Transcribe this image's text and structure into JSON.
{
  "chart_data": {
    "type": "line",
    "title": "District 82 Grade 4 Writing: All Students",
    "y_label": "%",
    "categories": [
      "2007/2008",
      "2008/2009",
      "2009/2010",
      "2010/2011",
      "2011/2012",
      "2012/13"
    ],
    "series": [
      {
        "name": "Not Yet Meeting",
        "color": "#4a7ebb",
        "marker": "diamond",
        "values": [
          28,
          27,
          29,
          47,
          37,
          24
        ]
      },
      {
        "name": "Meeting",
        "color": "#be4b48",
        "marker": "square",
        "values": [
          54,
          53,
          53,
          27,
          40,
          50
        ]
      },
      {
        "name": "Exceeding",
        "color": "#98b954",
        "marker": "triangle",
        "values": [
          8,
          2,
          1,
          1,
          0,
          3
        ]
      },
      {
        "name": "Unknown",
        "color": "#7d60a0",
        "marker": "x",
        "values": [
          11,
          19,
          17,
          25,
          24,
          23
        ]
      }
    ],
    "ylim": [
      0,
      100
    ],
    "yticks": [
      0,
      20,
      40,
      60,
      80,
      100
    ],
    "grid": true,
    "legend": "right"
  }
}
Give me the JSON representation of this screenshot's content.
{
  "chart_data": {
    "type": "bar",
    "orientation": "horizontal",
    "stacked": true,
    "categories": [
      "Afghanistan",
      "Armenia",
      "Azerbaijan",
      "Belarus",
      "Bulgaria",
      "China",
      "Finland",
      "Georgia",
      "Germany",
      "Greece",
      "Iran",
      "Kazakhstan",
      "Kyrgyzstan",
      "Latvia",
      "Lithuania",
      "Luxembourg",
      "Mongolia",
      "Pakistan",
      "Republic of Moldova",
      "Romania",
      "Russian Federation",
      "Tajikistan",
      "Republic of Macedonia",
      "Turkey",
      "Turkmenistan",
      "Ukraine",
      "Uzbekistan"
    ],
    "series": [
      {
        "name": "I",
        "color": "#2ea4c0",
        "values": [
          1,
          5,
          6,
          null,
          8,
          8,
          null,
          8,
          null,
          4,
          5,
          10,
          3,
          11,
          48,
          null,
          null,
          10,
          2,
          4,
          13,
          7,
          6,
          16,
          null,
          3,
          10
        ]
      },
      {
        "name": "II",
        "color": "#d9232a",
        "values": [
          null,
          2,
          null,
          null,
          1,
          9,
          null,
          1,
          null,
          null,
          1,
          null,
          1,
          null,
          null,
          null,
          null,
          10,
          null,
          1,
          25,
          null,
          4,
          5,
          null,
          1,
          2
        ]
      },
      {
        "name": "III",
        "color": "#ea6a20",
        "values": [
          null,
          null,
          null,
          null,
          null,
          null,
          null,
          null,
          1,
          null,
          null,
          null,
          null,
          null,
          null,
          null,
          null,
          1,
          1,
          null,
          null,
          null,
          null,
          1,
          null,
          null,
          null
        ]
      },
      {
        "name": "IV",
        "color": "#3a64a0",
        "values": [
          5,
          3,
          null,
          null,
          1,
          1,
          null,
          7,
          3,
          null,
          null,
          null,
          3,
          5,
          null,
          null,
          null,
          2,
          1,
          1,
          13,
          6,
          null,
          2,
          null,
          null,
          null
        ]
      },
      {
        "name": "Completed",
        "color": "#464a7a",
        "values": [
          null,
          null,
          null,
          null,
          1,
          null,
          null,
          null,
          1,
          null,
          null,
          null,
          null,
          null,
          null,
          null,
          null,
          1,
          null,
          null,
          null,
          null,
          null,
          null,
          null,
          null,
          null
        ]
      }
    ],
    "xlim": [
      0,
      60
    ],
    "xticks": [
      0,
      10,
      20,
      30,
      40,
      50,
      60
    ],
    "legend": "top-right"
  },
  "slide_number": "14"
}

+ + + + + + +

* **Instructions to follow**
Print out every entry, keeping each one exact.

* **Response**
Transcribe this image's text and structure into JSON.
{
  "chart_data": {
    "type": "line",
    "title": "District 82 Grade 4 Writing: All Students",
    "y_label": "%",
    "categories": [
      "2007/2008",
      "2008/2009",
      "2009/2010",
      "2010/2011",
      "2011/2012",
      "2012/13"
    ],
    "series": [
      {
        "name": "Not Yet Meeting",
        "color": "#4a7ebb",
        "marker": "diamond",
        "values": [
          28,
          27,
          29,
          47,
          37,
          24
        ]
      },
      {
        "name": "Meeting",
        "color": "#be4b48",
        "marker": "square",
        "values": [
          54,
          53,
          53,
          27,
          40,
          50
        ]
      },
      {
        "name": "Exceeding",
        "color": "#98b954",
        "marker": "triangle",
        "values": [
          8,
          2,
          1,
          1,
          0,
          3
        ]
      },
      {
        "name": "Unknown",
        "color": "#7d60a0",
        "marker": "x",
        "values": [
          11,
          19,
          17,
          25,
          24,
          23
        ]
      }
    ],
    "ylim": [
      0,
      100
    ],
    "yticks": [
      0,
      20,
      40,
      60,
      80,
      100
    ],
    "grid": true,
    "legend": "right"
  }
}
Give me the JSON representation of this screenshot's content.
{
  "chart_data": {
    "type": "bar",
    "orientation": "horizontal",
    "stacked": true,
    "categories": [
      "Afghanistan",
      "Armenia",
      "Azerbaijan",
      "Belarus",
      "Bulgaria",
      "China",
      "Finland",
      "Georgia",
      "Germany",
      "Greece",
      "Iran",
      "Kazakhstan",
      "Kyrgyzstan",
      "Latvia",
      "Lithuania",
      "Luxembourg",
      "Mongolia",
      "Pakistan",
      "Republic of Moldova",
      "Romania",
      "Russian Federation",
      "Tajikistan",
      "Republic of Macedonia",
      "Turkey",
      "Turkmenistan",
      "Ukraine",
      "Uzbekistan"
    ],
    "series": [
      {
        "name": "I",
        "color": "#2ea4c0",
        "values": [
          1,
          5,
          6,
          null,
          8,
          8,
          null,
          8,
          null,
          4,
          5,
          10,
          3,
          11,
          48,
          null,
          null,
          10,
          2,
          4,
          13,
          7,
          6,
          16,
          null,
          3,
          10
        ]
      },
      {
        "name": "II",
        "color": "#d9232a",
        "values": [
          null,
          2,
          null,
          null,
          1,
          9,
          null,
          1,
          null,
          null,
          1,
          null,
          1,
          null,
          null,
          null,
          null,
          10,
          null,
          1,
          25,
          null,
          4,
          5,
          null,
          1,
          2
        ]
      },
      {
        "name": "III",
        "color": "#ea6a20",
        "values": [
          null,
          null,
          null,
          null,
          null,
          null,
          null,
          null,
          1,
          null,
          null,
          null,
          null,
          null,
          null,
          null,
          null,
          1,
          1,
          null,
          null,
          null,
          null,
          1,
          null,
          null,
          null
        ]
      },
      {
        "name": "IV",
        "color": "#3a64a0",
        "values": [
          5,
          3,
          null,
          null,
          1,
          1,
          null,
          7,
          3,
          null,
          null,
          null,
          3,
          5,
          null,
          null,
          null,
          2,
          1,
          1,
          13,
          6,
          null,
          2,
          null,
          null,
          null
        ]
      },
      {
        "name": "Completed",
        "color": "#464a7a",
        "values": [
          null,
          null,
          null,
          null,
          1,
          null,
          null,
          null,
          1,
          null,
          null,
          null,
          null,
          null,
          null,
          null,
          null,
          1,
          null,
          null,
          null,
          null,
          null,
          null,
          null,
          null,
          null
        ]
      }
    ],
    "xlim": [
      0,
      60
    ],
    "xticks": [
      0,
      10,
      20,
      30,
      40,
      50,
      60
    ],
    "legend": "top-right"
  },
  "slide_number": "14"
}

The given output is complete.